TASK:
Extend the CISSP Chapter 1 study cards past their last entry, keeping the same term-and-definition layout.

QUOTED PASSAGE:
CISSP - Wiley 9th Edition - Chapter 1

Question 1

Confidentiality

Answer 1

The concept of the measures used to ensure the protection of the secrecy of data, objects, or resources.

Question 2

Countermeasures to ensure Confidentiality

Answer 2

Encryption
Network traffic padding
Strict access control
Rigorous authentication procedures
Data classification
Personnel training

Question 3

Intregrity

Answer 3

The concept of protecting the reliability and correctness of data

Question 4

Attacks that focus on the violation of integrity

Answer 4

Viruses
Logic bombs
Unauthorized access
Errors in coding and applications
Malicious modification
Intentional replacement
System backdoors

Question 5

Availability

Answer 5

Authorized subjects are granted timely and uninterrupted access to objects

Question 6

Countermeasures to ensure availability

Answer 6

Design intermediary delivery systems properly
Use access controls effectively
Monitor performance and network traffic
Use firewalls and routers to prevent DoS attacks
Implement redundancy for critical systems
Maintain and test backup system

Question 7

CIA Triad

Answer 7

Confidentiality, Integrity, Availability
The primary goals and objectives of a security infrastructure

Question 8

DAD Triad

Answer 8

Disclosure, Alteration, Destruction
The failures of security protections of the CIA Triad

Question 9

Authenticity

Answer 9

The security concept that data is authentic or genuine and originates from its alleged source

Question 10

Non-repudiation

Answer 10

Ensures that the subject of an activity or who caused an event cannot deny that the event occurred

Question 11

AAA Services

Answer 11

Core security mechanism of all security environments
5 elements:
Identification
Authentication
Authorization
Auditing
Accounting

Question 12

Identification

Answer 12

Claiming to be an identity when attempting to access

Question 13

Authentication

Answer 13

Proving that you are the claimed identity

Question 14

Authorization

Answer 14

Defining the permissions of a resource and object access for a specific identity or subject

Question 15

Auditing

Answer 15

Recording a log of the events and activities related to the systems and subjects

Question 16

Accounting

Answer 16

Reviewing log files to check for compliance and violations in order to hold subjects accountable for their actions

Question 17

Defense in Depth

Answer 17

Layering, the use of multiple controls in a series. By creating the controls in a series, each attack will be scanned, evaluated, or mitigated by each security control

Question 18

Abstraction

Answer 18

Similar elements are placed into groups, classes, or roles that are assigned security controls, restrictions, or permissions as a collective. Abstraction is used for efficiency

Question 19

Data Hiding

Answer 19

Preventing data from being discovered or accessed by a subject by positioning the data in a logical storage compartment that is not accessible or seen by the subject.

LISTED RECORDS:
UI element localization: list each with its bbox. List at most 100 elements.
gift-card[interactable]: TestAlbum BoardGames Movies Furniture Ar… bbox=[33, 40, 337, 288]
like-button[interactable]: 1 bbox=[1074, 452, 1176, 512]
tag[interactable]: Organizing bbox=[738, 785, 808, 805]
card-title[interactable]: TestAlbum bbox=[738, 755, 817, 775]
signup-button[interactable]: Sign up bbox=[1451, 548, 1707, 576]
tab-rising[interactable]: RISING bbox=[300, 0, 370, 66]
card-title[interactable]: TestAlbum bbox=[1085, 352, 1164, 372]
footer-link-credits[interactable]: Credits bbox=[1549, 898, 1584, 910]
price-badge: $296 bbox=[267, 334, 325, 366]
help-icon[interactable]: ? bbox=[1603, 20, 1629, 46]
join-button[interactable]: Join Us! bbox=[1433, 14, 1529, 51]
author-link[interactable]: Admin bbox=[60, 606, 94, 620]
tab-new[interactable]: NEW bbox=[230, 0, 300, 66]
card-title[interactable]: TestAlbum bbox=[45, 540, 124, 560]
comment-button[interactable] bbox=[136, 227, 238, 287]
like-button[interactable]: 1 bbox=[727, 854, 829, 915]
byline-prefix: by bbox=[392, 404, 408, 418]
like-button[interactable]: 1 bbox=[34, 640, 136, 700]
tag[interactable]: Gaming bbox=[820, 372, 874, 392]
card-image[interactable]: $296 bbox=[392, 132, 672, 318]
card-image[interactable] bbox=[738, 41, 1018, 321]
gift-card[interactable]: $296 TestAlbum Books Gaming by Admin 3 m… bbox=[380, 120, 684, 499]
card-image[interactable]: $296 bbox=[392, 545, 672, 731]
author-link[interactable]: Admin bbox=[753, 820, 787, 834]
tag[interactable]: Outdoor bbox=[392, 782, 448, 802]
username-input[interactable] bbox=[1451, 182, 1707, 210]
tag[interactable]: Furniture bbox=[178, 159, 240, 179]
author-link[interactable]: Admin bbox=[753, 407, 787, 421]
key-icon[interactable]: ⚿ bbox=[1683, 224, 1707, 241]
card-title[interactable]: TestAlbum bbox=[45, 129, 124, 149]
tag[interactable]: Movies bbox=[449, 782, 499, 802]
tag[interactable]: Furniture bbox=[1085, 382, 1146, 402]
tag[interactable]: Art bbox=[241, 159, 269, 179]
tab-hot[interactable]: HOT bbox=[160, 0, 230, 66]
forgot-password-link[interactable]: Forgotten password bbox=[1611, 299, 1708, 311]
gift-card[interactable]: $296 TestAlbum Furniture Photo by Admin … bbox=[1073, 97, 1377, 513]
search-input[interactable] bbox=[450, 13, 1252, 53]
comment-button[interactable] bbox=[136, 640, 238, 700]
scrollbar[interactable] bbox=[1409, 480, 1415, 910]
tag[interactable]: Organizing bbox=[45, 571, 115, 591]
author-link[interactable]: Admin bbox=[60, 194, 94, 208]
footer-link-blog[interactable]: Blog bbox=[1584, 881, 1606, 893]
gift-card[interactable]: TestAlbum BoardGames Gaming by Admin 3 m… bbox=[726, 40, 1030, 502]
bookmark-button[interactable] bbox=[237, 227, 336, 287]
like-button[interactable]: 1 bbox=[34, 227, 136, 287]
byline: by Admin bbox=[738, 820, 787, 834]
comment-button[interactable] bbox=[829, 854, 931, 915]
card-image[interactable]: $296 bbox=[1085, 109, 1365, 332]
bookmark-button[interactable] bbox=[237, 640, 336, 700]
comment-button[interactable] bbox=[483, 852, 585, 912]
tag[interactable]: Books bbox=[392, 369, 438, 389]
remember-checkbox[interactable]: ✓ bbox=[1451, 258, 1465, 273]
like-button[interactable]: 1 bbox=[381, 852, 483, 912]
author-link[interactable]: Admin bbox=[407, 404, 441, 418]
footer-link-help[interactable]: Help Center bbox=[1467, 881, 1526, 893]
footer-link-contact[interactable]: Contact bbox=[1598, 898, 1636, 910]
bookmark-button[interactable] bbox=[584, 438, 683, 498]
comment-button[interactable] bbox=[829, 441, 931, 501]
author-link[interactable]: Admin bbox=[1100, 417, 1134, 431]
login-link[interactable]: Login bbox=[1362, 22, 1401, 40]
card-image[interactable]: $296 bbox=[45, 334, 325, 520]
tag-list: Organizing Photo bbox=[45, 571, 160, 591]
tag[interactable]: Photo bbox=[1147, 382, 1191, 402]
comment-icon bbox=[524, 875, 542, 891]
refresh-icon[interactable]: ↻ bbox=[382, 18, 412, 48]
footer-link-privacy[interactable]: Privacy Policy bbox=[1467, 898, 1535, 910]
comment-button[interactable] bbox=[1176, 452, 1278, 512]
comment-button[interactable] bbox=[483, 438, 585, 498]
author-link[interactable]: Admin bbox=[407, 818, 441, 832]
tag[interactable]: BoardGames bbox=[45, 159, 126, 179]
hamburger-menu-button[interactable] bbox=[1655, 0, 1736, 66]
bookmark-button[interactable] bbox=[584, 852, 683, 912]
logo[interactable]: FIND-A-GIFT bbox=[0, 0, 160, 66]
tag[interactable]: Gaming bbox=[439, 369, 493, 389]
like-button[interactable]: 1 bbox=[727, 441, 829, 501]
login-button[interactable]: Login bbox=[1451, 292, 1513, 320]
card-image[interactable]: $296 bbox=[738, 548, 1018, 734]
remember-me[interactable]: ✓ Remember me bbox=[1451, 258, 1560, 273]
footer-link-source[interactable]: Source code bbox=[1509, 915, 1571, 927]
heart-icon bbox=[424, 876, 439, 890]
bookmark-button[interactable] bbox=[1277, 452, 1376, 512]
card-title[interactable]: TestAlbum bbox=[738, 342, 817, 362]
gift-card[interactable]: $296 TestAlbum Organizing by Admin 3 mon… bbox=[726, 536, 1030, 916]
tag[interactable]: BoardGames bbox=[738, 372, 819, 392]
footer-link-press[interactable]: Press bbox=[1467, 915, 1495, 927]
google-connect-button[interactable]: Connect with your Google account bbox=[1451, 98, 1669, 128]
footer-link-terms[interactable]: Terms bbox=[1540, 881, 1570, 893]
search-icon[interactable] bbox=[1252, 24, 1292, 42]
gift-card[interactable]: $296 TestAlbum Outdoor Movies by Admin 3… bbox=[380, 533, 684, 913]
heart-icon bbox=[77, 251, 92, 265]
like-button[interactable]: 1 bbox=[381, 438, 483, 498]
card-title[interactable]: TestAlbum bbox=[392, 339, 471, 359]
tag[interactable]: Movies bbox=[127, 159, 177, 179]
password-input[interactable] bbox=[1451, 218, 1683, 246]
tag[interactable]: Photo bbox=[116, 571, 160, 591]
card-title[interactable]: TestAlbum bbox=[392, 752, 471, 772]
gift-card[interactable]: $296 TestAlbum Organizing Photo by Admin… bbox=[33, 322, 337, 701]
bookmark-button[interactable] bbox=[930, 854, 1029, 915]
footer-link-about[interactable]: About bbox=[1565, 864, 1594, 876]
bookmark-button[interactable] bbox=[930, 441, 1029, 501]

ANSWER FOR THIS EXERCISE:
Question 20

Encryption

Answer 20

The science of hiding the meaning or intent of a communication from unintended recipients

Question 21

Security Boundaries

Answer 21

The line of intersection between any two areas, subnets, or environments that have different security requirements or needs

Question 22

Security Governance

Answer 22

The collection of practices related to supporting, evaluating, defining, and directing the security efforts of an organization.
Ideally performed by the Board of Directors or C level executives.

Question 23

Third-Party Governance

Answer 23

The system of external entity oversight that may be mandated by law, regulation, industry standards, contractual obligations, or licensing requirements.

Question 24

Documentation Review

Answer 24

The process of reading the exchanged materials and verifying them against standards and expectations.

Question 25

Authorization to Operate

Answer 25

Approval to proceed with software, system, or relationship with a third-party vendor

Question 26

Security Function

Answer 26

The aspect of operating a business that focuses on the task of evaluating and improving security over time.

Question 27

Security Management Planning

Answer 27

Ensures proper creation, implementation, and enforcement of a security policy. This aligns the security functions to the strategy, goals, mission, and objectives of the organization.

Question 28

Business Case

Answer 28

A documented argument or stated position in order to define a need to make a decision or take some form of action. Demonstrate a business specific need to alter an existing process or choose an approach to a business task.

Question 29

Top-Down Approach

Answer 29

Upper or senior management are responsible for initiating and defining policies for the organization.

Question 30

Strategic Plan

Answer 30

A long-term plan that is fairly stable defining the organizations security purpose, the security function and aligns it to the goals, mission, and objectives of the organization

Question 31

Tactical Plan

Answer 31

A mid-term plan developed to provide more details on accomplishing goals set forth in the strategic plan or ad-hoc based on based on unpredicted events.

Question 32

Operational Plan

Answer 32

A shirt-term, highly detailed plan based on the strategic and tactical plans. They spell out how to accomplish the various goals of the organization.